start
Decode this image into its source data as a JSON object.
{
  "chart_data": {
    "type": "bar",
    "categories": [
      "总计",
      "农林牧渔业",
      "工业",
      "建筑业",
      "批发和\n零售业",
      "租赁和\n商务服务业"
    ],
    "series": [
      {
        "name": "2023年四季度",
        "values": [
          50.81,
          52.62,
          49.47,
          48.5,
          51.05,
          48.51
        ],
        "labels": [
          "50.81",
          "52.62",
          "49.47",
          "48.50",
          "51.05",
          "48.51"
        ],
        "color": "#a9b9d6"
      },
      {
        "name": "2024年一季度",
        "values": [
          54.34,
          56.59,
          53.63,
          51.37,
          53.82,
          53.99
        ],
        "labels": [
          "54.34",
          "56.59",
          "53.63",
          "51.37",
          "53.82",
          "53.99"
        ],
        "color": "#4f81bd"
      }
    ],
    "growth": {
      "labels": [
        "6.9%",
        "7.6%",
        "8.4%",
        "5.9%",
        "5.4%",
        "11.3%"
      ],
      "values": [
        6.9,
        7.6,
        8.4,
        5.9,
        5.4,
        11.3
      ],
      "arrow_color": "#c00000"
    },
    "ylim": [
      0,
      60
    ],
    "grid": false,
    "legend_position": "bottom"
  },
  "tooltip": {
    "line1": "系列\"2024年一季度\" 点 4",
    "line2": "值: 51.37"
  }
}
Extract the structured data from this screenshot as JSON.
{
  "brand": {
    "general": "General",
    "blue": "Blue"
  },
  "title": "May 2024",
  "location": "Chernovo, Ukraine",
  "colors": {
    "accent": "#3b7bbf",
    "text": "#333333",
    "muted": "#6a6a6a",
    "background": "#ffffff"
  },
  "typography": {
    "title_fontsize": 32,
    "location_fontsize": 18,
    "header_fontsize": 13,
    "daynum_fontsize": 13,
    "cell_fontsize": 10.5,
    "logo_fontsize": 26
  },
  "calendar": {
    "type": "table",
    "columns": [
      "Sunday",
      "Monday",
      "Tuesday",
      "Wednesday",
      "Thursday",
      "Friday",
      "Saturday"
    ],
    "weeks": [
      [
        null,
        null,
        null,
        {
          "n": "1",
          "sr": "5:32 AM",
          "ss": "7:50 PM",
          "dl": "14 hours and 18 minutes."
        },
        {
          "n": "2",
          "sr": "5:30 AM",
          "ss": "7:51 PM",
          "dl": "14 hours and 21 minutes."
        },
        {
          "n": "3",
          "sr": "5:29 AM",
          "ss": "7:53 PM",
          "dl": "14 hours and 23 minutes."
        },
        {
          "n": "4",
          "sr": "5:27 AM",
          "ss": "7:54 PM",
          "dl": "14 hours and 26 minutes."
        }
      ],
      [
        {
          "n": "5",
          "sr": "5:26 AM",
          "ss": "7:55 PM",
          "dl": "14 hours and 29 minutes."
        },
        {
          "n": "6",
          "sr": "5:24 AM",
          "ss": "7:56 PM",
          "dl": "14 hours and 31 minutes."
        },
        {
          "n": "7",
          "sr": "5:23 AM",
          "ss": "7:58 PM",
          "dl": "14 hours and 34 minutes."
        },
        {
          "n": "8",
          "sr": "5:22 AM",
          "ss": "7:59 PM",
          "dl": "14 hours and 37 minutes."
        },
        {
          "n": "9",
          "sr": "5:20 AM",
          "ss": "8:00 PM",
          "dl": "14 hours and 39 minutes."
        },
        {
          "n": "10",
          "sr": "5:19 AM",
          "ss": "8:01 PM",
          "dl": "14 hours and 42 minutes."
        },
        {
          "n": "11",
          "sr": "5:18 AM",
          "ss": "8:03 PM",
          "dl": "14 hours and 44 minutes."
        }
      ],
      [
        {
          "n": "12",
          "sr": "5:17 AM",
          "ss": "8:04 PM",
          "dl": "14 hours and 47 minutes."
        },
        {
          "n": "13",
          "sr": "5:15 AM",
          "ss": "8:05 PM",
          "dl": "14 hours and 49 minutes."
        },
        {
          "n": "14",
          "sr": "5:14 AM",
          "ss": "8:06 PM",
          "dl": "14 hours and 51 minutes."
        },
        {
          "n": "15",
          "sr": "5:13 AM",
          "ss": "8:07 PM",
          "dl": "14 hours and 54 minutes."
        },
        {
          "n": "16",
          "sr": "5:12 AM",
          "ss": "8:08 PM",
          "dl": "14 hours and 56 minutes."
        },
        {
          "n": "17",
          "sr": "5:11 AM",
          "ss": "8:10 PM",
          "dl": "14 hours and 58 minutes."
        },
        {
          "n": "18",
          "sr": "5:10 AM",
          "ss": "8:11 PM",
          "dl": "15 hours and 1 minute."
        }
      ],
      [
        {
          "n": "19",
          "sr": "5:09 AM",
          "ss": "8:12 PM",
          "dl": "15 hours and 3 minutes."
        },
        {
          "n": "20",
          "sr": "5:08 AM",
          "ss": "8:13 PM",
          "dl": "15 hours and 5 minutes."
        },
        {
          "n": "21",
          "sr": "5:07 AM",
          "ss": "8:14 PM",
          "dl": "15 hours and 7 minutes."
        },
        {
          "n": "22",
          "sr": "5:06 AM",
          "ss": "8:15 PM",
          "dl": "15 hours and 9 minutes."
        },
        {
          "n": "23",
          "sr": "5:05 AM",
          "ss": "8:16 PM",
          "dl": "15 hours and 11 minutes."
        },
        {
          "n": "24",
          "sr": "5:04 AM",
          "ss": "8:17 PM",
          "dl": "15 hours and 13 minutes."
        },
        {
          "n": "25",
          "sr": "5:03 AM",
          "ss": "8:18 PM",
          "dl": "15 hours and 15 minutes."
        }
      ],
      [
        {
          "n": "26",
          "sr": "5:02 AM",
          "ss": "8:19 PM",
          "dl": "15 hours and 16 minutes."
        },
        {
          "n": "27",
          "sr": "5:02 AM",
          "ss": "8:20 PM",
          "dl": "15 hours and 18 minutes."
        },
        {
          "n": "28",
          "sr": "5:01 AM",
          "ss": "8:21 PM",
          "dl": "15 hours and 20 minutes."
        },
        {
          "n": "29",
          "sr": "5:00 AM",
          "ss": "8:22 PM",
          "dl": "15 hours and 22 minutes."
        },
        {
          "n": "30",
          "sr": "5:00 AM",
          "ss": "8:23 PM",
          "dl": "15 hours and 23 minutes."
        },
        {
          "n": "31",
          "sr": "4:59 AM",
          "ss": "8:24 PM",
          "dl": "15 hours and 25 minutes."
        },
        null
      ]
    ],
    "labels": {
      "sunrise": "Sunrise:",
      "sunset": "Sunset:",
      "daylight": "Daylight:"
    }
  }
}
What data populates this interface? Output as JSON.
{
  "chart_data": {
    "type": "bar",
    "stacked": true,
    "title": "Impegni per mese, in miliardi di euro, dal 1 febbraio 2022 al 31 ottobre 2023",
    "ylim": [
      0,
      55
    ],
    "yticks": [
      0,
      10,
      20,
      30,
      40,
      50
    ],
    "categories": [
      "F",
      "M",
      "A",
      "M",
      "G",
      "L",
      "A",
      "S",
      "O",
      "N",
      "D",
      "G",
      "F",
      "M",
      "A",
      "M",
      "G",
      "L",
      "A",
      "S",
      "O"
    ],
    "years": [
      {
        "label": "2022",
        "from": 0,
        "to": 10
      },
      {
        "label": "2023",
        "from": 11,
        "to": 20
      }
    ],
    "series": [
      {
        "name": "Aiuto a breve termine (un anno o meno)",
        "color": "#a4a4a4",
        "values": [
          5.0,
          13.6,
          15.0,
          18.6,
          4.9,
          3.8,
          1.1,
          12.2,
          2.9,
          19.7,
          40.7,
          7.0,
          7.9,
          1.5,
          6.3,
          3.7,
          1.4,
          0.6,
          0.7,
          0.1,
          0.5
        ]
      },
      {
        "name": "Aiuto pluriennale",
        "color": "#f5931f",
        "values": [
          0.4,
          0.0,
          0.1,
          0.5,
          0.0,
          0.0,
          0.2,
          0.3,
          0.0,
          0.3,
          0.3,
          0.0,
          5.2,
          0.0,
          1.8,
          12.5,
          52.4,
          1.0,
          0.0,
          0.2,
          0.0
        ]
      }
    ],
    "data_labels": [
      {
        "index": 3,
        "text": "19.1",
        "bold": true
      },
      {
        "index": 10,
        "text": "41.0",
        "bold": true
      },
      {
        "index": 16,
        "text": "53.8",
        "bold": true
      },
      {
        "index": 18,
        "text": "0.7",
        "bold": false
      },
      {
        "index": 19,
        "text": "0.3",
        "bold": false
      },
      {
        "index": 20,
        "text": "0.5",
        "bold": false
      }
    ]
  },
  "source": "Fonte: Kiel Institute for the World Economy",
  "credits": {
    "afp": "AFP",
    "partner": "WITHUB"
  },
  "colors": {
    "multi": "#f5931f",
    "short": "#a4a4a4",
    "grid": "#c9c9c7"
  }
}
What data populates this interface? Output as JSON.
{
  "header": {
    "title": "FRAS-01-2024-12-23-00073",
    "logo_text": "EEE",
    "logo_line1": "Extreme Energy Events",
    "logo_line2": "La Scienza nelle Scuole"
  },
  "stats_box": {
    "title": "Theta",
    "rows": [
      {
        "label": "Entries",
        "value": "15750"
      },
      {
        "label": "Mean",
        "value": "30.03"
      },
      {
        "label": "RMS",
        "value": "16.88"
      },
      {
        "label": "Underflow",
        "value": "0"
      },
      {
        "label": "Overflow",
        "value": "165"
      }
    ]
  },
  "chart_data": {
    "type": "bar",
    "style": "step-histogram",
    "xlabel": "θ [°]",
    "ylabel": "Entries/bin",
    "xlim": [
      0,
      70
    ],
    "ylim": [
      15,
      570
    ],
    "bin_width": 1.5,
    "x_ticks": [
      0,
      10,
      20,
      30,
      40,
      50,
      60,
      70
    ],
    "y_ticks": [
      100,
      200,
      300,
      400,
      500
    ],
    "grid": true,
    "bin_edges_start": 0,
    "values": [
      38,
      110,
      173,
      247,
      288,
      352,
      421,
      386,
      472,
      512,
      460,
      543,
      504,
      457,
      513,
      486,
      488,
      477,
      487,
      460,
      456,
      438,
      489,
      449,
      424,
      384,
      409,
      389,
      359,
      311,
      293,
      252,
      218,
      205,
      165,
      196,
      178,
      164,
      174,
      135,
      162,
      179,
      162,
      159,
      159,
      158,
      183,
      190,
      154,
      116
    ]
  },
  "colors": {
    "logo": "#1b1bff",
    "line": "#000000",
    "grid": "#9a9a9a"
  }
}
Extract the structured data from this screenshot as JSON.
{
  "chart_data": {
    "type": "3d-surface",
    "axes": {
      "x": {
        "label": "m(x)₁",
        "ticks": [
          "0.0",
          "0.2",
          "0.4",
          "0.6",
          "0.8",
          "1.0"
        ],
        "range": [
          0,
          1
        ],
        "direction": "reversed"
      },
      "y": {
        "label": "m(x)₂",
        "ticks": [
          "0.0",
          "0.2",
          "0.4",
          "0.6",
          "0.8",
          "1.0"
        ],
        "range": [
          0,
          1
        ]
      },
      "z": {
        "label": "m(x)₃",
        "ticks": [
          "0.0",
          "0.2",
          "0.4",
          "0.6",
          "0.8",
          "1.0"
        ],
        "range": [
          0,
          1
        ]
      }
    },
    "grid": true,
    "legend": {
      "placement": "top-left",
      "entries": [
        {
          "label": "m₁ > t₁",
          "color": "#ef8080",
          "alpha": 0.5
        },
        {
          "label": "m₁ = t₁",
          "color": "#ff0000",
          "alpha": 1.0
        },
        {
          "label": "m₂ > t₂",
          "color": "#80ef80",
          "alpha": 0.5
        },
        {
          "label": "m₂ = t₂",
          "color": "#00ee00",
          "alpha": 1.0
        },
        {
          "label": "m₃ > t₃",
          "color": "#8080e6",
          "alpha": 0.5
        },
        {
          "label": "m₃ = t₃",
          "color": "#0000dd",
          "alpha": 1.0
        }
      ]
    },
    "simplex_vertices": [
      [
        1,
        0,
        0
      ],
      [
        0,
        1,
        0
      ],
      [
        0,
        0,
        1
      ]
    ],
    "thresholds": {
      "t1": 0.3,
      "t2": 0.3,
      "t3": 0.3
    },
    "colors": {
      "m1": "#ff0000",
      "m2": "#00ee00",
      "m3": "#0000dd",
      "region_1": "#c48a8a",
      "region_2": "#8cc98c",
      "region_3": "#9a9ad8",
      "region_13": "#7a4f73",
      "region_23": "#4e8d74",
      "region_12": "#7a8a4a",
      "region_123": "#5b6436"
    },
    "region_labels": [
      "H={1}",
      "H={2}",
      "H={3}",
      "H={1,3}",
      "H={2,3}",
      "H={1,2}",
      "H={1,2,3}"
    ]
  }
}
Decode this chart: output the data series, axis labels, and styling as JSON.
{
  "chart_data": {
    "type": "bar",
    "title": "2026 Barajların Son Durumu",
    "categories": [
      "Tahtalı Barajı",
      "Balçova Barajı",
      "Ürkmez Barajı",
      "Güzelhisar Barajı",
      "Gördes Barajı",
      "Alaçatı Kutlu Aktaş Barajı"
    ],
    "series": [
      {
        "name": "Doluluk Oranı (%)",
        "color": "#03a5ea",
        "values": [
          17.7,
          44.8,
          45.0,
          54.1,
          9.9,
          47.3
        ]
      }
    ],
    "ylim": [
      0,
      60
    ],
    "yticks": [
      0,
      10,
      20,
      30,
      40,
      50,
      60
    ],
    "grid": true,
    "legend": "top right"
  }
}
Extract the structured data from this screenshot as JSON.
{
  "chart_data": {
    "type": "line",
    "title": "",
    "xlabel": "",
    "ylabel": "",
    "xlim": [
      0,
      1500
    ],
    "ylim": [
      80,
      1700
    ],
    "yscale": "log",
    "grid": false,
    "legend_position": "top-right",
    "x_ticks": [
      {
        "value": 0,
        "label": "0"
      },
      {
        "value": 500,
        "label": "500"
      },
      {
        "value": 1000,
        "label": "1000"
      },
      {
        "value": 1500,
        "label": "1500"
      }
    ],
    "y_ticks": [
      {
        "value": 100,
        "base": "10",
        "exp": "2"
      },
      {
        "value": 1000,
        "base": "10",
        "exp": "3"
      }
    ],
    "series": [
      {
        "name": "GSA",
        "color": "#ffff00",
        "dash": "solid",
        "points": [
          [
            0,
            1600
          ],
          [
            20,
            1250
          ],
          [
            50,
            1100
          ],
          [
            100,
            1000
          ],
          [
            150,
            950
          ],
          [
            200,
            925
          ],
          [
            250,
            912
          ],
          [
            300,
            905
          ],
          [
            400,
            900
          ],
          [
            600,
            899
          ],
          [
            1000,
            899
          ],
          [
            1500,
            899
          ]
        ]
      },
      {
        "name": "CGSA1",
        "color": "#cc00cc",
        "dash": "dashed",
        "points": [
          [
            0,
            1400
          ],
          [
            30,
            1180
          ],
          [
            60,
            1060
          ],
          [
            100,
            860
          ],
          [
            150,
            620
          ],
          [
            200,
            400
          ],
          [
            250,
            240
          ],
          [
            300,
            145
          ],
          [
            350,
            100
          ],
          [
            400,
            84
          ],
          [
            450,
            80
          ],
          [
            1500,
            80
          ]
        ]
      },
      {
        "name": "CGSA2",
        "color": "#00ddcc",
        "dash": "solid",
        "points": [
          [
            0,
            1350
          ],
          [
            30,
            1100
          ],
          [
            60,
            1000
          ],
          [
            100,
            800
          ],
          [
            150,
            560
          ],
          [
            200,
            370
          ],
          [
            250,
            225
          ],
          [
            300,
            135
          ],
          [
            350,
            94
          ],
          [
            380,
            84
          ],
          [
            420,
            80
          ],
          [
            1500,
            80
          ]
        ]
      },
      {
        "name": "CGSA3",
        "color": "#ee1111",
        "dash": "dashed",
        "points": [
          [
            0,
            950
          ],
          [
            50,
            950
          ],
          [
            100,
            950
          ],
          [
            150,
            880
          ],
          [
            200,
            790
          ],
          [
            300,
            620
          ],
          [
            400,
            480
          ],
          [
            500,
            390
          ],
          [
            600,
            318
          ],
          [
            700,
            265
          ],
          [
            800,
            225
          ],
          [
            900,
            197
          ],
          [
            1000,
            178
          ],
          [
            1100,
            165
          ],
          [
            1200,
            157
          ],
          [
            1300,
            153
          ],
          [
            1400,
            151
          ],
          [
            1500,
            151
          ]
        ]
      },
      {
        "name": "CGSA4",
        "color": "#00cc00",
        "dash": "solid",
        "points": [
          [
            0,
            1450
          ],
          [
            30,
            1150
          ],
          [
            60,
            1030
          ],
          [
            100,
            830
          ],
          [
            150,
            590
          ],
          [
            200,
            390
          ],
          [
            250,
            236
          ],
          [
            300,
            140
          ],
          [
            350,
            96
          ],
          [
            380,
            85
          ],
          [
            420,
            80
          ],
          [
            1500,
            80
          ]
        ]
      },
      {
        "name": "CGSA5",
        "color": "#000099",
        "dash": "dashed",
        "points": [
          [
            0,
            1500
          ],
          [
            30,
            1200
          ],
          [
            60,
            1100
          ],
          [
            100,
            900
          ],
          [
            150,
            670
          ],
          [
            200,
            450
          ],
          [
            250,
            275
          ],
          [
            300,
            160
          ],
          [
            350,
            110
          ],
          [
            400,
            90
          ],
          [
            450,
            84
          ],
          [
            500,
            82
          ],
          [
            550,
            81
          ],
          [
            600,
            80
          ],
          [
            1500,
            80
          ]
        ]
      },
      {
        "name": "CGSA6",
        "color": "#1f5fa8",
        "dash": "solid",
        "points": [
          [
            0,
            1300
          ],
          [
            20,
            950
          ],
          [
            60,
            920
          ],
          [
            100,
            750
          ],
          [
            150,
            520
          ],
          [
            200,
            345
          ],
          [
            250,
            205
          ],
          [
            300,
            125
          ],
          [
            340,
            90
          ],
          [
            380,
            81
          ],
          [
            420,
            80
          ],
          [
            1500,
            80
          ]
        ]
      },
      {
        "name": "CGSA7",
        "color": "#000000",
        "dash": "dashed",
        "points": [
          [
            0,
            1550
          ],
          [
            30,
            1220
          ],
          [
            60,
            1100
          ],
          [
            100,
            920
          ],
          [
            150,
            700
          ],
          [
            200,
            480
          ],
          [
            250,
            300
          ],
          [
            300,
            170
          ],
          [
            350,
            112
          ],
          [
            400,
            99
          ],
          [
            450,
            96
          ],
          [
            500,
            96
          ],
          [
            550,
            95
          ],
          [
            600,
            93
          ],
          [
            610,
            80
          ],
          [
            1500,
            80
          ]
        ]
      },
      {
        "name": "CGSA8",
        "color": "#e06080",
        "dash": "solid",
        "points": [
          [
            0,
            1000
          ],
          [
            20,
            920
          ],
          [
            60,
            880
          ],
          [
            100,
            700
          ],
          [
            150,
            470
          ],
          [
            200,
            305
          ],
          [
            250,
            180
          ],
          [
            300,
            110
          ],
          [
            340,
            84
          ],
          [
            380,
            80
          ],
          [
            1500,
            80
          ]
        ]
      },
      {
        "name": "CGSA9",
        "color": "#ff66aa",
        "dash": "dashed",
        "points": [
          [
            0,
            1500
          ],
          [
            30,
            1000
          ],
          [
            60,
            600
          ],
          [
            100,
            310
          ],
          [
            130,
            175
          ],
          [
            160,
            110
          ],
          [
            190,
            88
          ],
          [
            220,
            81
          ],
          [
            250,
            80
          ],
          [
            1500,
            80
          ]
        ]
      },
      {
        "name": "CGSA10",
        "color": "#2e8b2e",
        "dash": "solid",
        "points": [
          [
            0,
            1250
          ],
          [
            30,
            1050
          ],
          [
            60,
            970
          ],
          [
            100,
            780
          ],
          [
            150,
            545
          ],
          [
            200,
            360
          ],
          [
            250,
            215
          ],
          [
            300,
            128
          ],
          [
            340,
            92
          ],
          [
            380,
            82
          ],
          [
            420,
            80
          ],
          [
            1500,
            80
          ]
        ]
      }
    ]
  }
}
end
● **WHAT IS BEING ASKED**: From the entries above, return each line with the word "Aiuto" in it.

● **TASK OUTPUT**:
        "name": "Aiuto a breve termine (un anno o meno)",
        "name": "Aiuto pluriennale",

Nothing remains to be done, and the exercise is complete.